__AIM OF THE EXERCISE__
Exclude the pictures and retype the entries as written.

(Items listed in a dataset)
....................
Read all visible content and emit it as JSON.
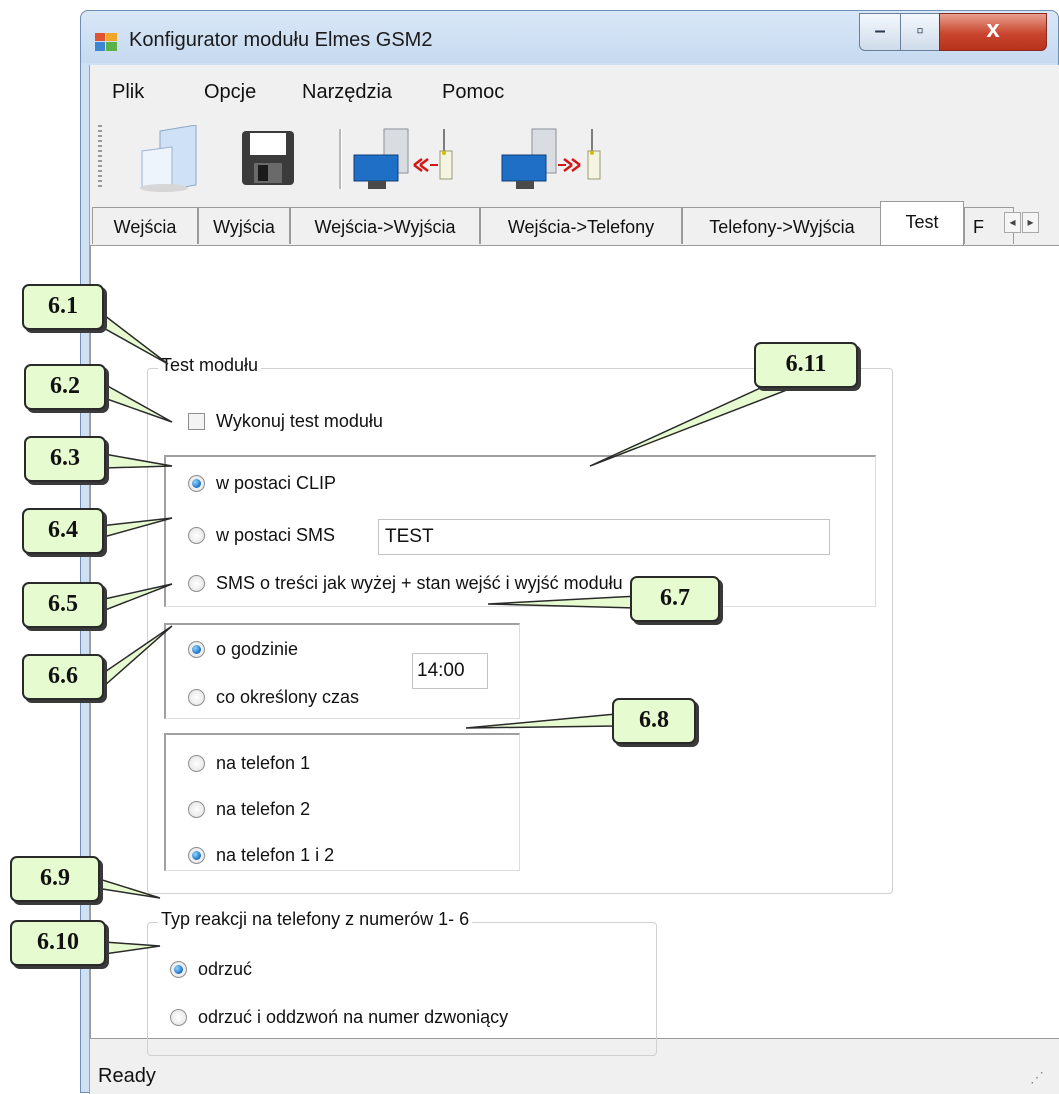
{
  "window": {
    "title": "Konfigurator modułu Elmes GSM2"
  },
  "menu": [
    "Plik",
    "Opcje",
    "Narzędzia",
    "Pomoc"
  ],
  "tabs": [
    "Wejścia",
    "Wyjścia",
    "Wejścia->Wyjścia",
    "Wejścia->Telefony",
    "Telefony->Wyjścia",
    "Test",
    "F"
  ],
  "test_group": {
    "legend": "Test modułu",
    "checkbox_label": "Wykonuj test modułu",
    "mode_options": [
      "w postaci CLIP",
      "w postaci SMS",
      "SMS o treści jak wyżej + stan wejść i wyjść modułu"
    ],
    "sms_text": "TEST",
    "time_options": [
      "o godzinie",
      "co określony czas"
    ],
    "time_value": "14:00",
    "phone_options": [
      "na telefon 1",
      "na telefon 2",
      "na telefon 1 i 2"
    ]
  },
  "reaction_group": {
    "legend": "Typ reakcji na telefony z numerów 1- 6",
    "options": [
      "odrzuć",
      "odrzuć i oddzwoń na numer dzwoniący"
    ]
  },
  "status": "Ready",
  "callouts": [
    "6.1",
    "6.2",
    "6.3",
    "6.4",
    "6.5",
    "6.6",
    "6.7",
    "6.8",
    "6.9",
    "6.10",
    "6.11"
  ]
}
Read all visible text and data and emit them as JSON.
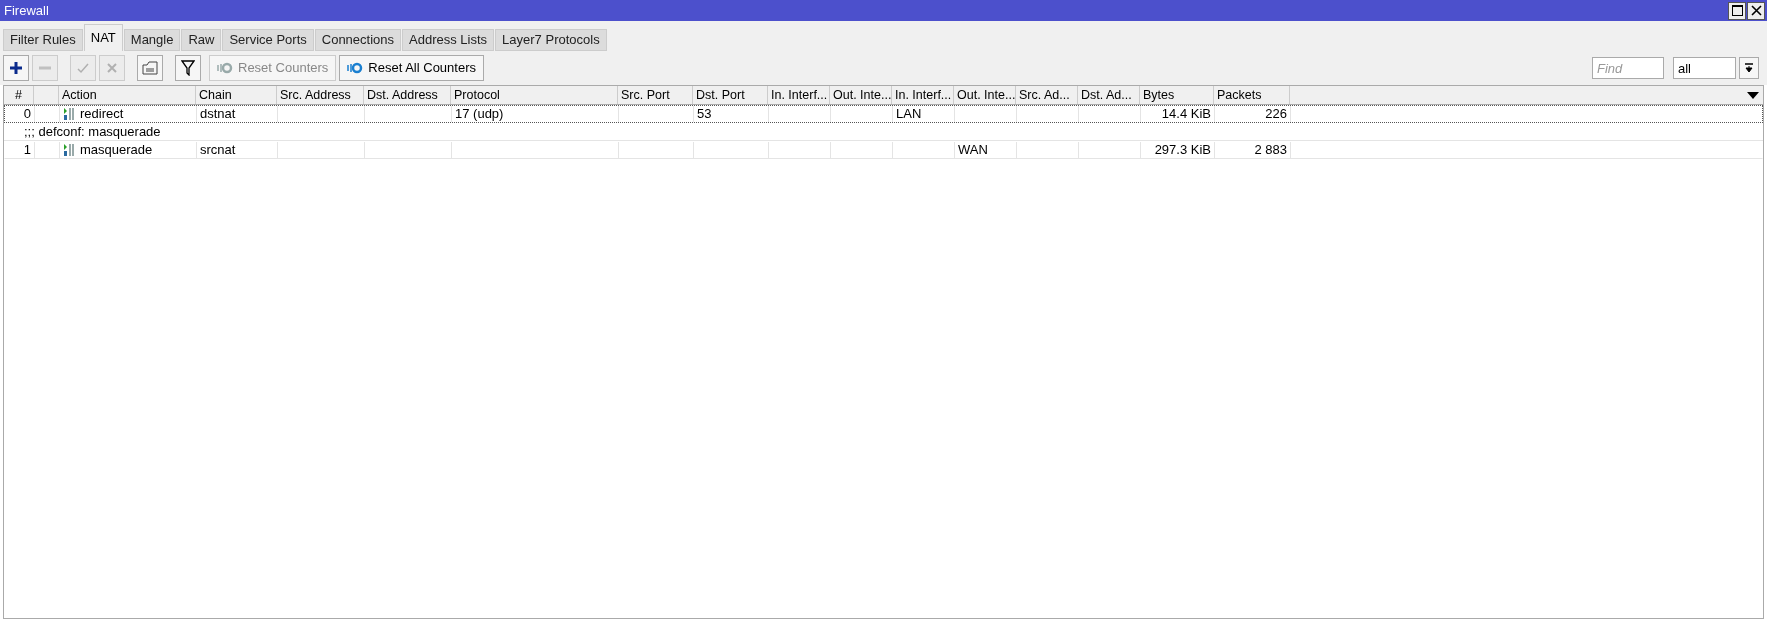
{
  "window": {
    "title": "Firewall"
  },
  "tabs": [
    {
      "label": "Filter Rules",
      "selected": false
    },
    {
      "label": "NAT",
      "selected": true
    },
    {
      "label": "Mangle",
      "selected": false
    },
    {
      "label": "Raw",
      "selected": false
    },
    {
      "label": "Service Ports",
      "selected": false
    },
    {
      "label": "Connections",
      "selected": false
    },
    {
      "label": "Address Lists",
      "selected": false
    },
    {
      "label": "Layer7 Protocols",
      "selected": false
    }
  ],
  "toolbar": {
    "icon_buttons": [
      {
        "kind": "add",
        "disabled": false
      },
      {
        "kind": "remove",
        "disabled": true
      },
      {
        "kind": "enable",
        "disabled": true
      },
      {
        "kind": "disable",
        "disabled": true
      },
      {
        "kind": "comment",
        "disabled": false
      },
      {
        "kind": "filter",
        "disabled": false
      }
    ],
    "text_buttons": [
      {
        "label": "Reset Counters",
        "disabled": true
      },
      {
        "label": "Reset All Counters",
        "disabled": false
      }
    ],
    "find": {
      "placeholder": "Find"
    },
    "scope": {
      "value": "all"
    }
  },
  "table": {
    "columns": [
      "#",
      "",
      "Action",
      "Chain",
      "Src. Address",
      "Dst. Address",
      "Protocol",
      "Src. Port",
      "Dst. Port",
      "In. Interf...",
      "Out. Inte...",
      "In. Interf...",
      "Out. Inte...",
      "Src. Ad...",
      "Dst. Ad...",
      "Bytes",
      "Packets"
    ],
    "rows": [
      {
        "kind": "rule",
        "selected": true,
        "cells": [
          "0",
          "",
          "redirect",
          "dstnat",
          "",
          "",
          "17 (udp)",
          "",
          "53",
          "",
          "",
          "LAN",
          "",
          "",
          "",
          "14.4 KiB",
          "226"
        ]
      },
      {
        "kind": "comment",
        "text": ";;; defconf: masquerade"
      },
      {
        "kind": "rule",
        "selected": false,
        "cells": [
          "1",
          "",
          "masquerade",
          "srcnat",
          "",
          "",
          "",
          "",
          "",
          "",
          "",
          "",
          "WAN",
          "",
          "",
          "297.3 KiB",
          "2 883"
        ]
      }
    ]
  }
}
....................
__WRITTEN ANSWER__
Read all visible content and emit it as JSON.
{
  "window": {
    "title": "Konfigurator modułu Elmes GSM2"
  },
  "menu": [
    "Plik",
    "Opcje",
    "Narzędzia",
    "Pomoc"
  ],
  "tabs": [
    "Wejścia",
    "Wyjścia",
    "Wejścia->Wyjścia",
    "Wejścia->Telefony",
    "Telefony->Wyjścia",
    "Test",
    "F"
  ],
  "test_group": {
    "legend": "Test modułu",
    "checkbox_label": "Wykonuj test modułu",
    "mode_options": [
      "w postaci CLIP",
      "w postaci SMS",
      "SMS o treści jak wyżej + stan wejść i wyjść modułu"
    ],
    "sms_text": "TEST",
    "time_options": [
      "o godzinie",
      "co określony czas"
    ],
    "time_value": "14:00",
    "phone_options": [
      "na telefon 1",
      "na telefon 2",
      "na telefon 1 i 2"
    ]
  },
  "reaction_group": {
    "legend": "Typ reakcji na telefony z numerów 1- 6",
    "options": [
      "odrzuć",
      "odrzuć i oddzwoń na numer dzwoniący"
    ]
  },
  "status": "Ready",
  "callouts": [
    "6.1",
    "6.2",
    "6.3",
    "6.4",
    "6.5",
    "6.6",
    "6.7",
    "6.8",
    "6.9",
    "6.10",
    "6.11"
  ]
}
Read all visible text and data and emit them as JSON.
{
  "window": {
    "title": "Firewall"
  },
  "tabs": [
    {
      "label": "Filter Rules",
      "selected": false
    },
    {
      "label": "NAT",
      "selected": true
    },
    {
      "label": "Mangle",
      "selected": false
    },
    {
      "label": "Raw",
      "selected": false
    },
    {
      "label": "Service Ports",
      "selected": false
    },
    {
      "label": "Connections",
      "selected": false
    },
    {
      "label": "Address Lists",
      "selected": false
    },
    {
      "label": "Layer7 Protocols",
      "selected": false
    }
  ],
  "toolbar": {
    "icon_buttons": [
      {
        "kind": "add",
        "disabled": false
      },
      {
        "kind": "remove",
        "disabled": true
      },
      {
        "kind": "enable",
        "disabled": true
      },
      {
        "kind": "disable",
        "disabled": true
      },
      {
        "kind": "comment",
        "disabled": false
      },
      {
        "kind": "filter",
        "disabled": false
      }
    ],
    "text_buttons": [
      {
        "label": "Reset Counters",
        "disabled": true
      },
      {
        "label": "Reset All Counters",
        "disabled": false
      }
    ],
    "find": {
      "placeholder": "Find"
    },
    "scope": {
      "value": "all"
    }
  },
  "table": {
    "columns": [
      "#",
      "",
      "Action",
      "Chain",
      "Src. Address",
      "Dst. Address",
      "Protocol",
      "Src. Port",
      "Dst. Port",
      "In. Interf...",
      "Out. Inte...",
      "In. Interf...",
      "Out. Inte...",
      "Src. Ad...",
      "Dst. Ad...",
      "Bytes",
      "Packets"
    ],
    "rows": [
      {
        "kind": "rule",
        "selected": true,
        "cells": [
          "0",
          "",
          "redirect",
          "dstnat",
          "",
          "",
          "17 (udp)",
          "",
          "53",
          "",
          "",
          "LAN",
          "",
          "",
          "",
          "14.4 KiB",
          "226"
        ]
      },
      {
        "kind": "comment",
        "text": ";;; defconf: masquerade"
      },
      {
        "kind": "rule",
        "selected": false,
        "cells": [
          "1",
          "",
          "masquerade",
          "srcnat",
          "",
          "",
          "",
          "",
          "",
          "",
          "",
          "",
          "WAN",
          "",
          "",
          "297.3 KiB",
          "2 883"
        ]
      }
    ]
  }
}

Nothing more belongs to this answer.